** START **

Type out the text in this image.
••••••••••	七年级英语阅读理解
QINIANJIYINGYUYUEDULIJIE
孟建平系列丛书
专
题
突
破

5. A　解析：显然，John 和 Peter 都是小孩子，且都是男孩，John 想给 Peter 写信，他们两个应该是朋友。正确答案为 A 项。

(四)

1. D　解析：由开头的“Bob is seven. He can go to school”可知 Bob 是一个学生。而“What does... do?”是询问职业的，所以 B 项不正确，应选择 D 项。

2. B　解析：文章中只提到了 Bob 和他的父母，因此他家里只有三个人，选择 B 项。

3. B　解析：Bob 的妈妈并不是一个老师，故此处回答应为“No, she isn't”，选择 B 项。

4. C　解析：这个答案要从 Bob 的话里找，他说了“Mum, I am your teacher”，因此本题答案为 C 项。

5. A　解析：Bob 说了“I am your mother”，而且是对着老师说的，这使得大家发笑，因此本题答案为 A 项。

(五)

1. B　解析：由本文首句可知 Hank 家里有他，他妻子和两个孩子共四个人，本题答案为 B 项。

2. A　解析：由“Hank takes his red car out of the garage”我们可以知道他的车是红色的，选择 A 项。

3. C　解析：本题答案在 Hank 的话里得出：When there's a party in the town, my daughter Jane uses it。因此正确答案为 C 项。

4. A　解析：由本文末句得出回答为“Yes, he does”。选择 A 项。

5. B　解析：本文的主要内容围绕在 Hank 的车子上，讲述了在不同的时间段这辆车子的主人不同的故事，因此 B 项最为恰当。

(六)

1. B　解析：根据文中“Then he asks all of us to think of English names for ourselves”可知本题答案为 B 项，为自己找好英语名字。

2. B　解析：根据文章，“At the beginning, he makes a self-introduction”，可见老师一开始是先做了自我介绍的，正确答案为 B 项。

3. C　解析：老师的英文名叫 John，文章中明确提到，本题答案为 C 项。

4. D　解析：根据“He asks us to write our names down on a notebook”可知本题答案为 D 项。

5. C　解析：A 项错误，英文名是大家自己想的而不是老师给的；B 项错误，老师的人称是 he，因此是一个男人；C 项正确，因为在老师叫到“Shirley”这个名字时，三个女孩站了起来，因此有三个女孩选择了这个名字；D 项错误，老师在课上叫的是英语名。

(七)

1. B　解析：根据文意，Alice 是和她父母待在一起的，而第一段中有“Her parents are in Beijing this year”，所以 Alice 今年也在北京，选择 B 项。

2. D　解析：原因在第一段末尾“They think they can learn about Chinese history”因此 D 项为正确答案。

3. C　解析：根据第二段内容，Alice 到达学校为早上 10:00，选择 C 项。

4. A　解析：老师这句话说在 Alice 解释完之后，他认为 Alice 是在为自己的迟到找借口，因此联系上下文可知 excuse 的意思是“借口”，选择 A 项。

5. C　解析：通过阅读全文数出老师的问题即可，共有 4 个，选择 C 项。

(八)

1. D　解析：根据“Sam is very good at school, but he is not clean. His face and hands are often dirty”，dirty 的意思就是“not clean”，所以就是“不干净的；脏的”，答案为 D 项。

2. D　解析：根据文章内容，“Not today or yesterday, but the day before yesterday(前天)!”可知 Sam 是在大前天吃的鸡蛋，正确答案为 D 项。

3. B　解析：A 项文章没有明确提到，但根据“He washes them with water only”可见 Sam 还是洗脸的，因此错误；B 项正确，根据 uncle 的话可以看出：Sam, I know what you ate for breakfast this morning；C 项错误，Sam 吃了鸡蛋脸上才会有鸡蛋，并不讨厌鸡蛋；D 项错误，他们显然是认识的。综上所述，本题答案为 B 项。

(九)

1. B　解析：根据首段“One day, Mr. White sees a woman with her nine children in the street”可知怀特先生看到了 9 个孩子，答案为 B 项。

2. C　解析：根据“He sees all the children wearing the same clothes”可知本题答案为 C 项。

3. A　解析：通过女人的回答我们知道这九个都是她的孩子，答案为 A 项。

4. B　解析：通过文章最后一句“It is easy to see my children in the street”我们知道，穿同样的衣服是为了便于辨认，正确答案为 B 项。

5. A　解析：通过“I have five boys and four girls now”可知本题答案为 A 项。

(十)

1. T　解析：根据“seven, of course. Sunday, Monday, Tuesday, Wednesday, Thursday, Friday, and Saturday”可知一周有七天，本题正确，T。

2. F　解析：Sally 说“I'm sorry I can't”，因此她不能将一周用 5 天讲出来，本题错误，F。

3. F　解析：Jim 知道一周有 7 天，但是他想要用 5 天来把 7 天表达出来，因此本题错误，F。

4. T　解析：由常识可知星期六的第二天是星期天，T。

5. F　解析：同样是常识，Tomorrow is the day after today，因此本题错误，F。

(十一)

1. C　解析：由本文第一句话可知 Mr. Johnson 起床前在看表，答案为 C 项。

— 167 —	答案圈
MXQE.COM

** END **

GIVEN REQUEST: Write out the entire listing exactly.

TASK SOLUTION:
Type out the text in this image.
••••••••••	七年级英语阅读理解
QINIANJIYINGYUYUEDULIJIE
孟建平系列丛书
专
题
突
破

5. A　解析：显然，John 和 Peter 都是小孩子，且都是男孩，John 想给 Peter 写信，他们两个应该是朋友。正确答案为 A 项。

(四)

1. D　解析：由开头的“Bob is seven. He can go to school”可知 Bob 是一个学生。而“What does... do?”是询问职业的，所以 B 项不正确，应选择 D 项。

2. B　解析：文章中只提到了 Bob 和他的父母，因此他家里只有三个人，选择 B 项。

3. B　解析：Bob 的妈妈并不是一个老师，故此处回答应为“No, she isn't”，选择 B 项。

4. C　解析：这个答案要从 Bob 的话里找，他说了“Mum, I am your teacher”，因此本题答案为 C 项。

5. A　解析：Bob 说了“I am your mother”，而且是对着老师说的，这使得大家发笑，因此本题答案为 A 项。

(五)

1. B　解析：由本文首句可知 Hank 家里有他，他妻子和两个孩子共四个人，本题答案为 B 项。

2. A　解析：由“Hank takes his red car out of the garage”我们可以知道他的车是红色的，选择 A 项。

3. C　解析：本题答案在 Hank 的话里得出：When there's a party in the town, my daughter Jane uses it。因此正确答案为 C 项。

4. A　解析：由本文末句得出回答为“Yes, he does”。选择 A 项。

5. B　解析：本文的主要内容围绕在 Hank 的车子上，讲述了在不同的时间段这辆车子的主人不同的故事，因此 B 项最为恰当。

(六)

1. B　解析：根据文中“Then he asks all of us to think of English names for ourselves”可知本题答案为 B 项，为自己找好英语名字。

2. B　解析：根据文章，“At the beginning, he makes a self-introduction”，可见老师一开始是先做了自我介绍的，正确答案为 B 项。

3. C　解析：老师的英文名叫 John，文章中明确提到，本题答案为 C 项。

4. D　解析：根据“He asks us to write our names down on a notebook”可知本题答案为 D 项。

5. C　解析：A 项错误，英文名是大家自己想的而不是老师给的；B 项错误，老师的人称是 he，因此是一个男人；C 项正确，因为在老师叫到“Shirley”这个名字时，三个女孩站了起来，因此有三个女孩选择了这个名字；D 项错误，老师在课上叫的是英语名。

(七)

1. B　解析：根据文意，Alice 是和她父母待在一起的，而第一段中有“Her parents are in Beijing this year”，所以 Alice 今年也在北京，选择 B 项。

2. D　解析：原因在第一段末尾“They think they can learn about Chinese history”因此 D 项为正确答案。

3. C　解析：根据第二段内容，Alice 到达学校为早上 10:00，选择 C 项。

4. A　解析：老师这句话说在 Alice 解释完之后，他认为 Alice 是在为自己的迟到找借口，因此联系上下文可知 excuse 的意思是“借口”，选择 A 项。

5. C　解析：通过阅读全文数出老师的问题即可，共有 4 个，选择 C 项。

(八)

1. D　解析：根据“Sam is very good at school, but he is not clean. His face and hands are often dirty”，dirty 的意思就是“not clean”，所以就是“不干净的；脏的”，答案为 D 项。

2. D　解析：根据文章内容，“Not today or yesterday, but the day before yesterday(前天)!”可知 Sam 是在大前天吃的鸡蛋，正确答案为 D 项。

3. B　解析：A 项文章没有明确提到，但根据“He washes them with water only”可见 Sam 还是洗脸的，因此错误；B 项正确，根据 uncle 的话可以看出：Sam, I know what you ate for breakfast this morning；C 项错误，Sam 吃了鸡蛋脸上才会有鸡蛋，并不讨厌鸡蛋；D 项错误，他们显然是认识的。综上所述，本题答案为 B 项。

(九)

1. B　解析：根据首段“One day, Mr. White sees a woman with her nine children in the street”可知怀特先生看到了 9 个孩子，答案为 B 项。

2. C　解析：根据“He sees all the children wearing the same clothes”可知本题答案为 C 项。

3. A　解析：通过女人的回答我们知道这九个都是她的孩子，答案为 A 项。

4. B　解析：通过文章最后一句“It is easy to see my children in the street”我们知道，穿同样的衣服是为了便于辨认，正确答案为 B 项。

5. A　解析：通过“I have five boys and four girls now”可知本题答案为 A 项。

(十)

1. T　解析：根据“seven, of course. Sunday, Monday, Tuesday, Wednesday, Thursday, Friday, and Saturday”可知一周有七天，本题正确，T。

2. F　解析：Sally 说“I'm sorry I can't”，因此她不能将一周用 5 天讲出来，本题错误，F。

3. F　解析：Jim 知道一周有 7 天，但是他想要用 5 天来把 7 天表达出来，因此本题错误，F。

4. T　解析：由常识可知星期六的第二天是星期天，T。

5. F　解析：同样是常识，Tomorrow is the day after today，因此本题错误，F。

(十一)

1. C　解析：由本文第一句话可知 Mr. Johnson 起床前在看表，答案为 C 项。

— 167 —	答案圈
MXQE.COM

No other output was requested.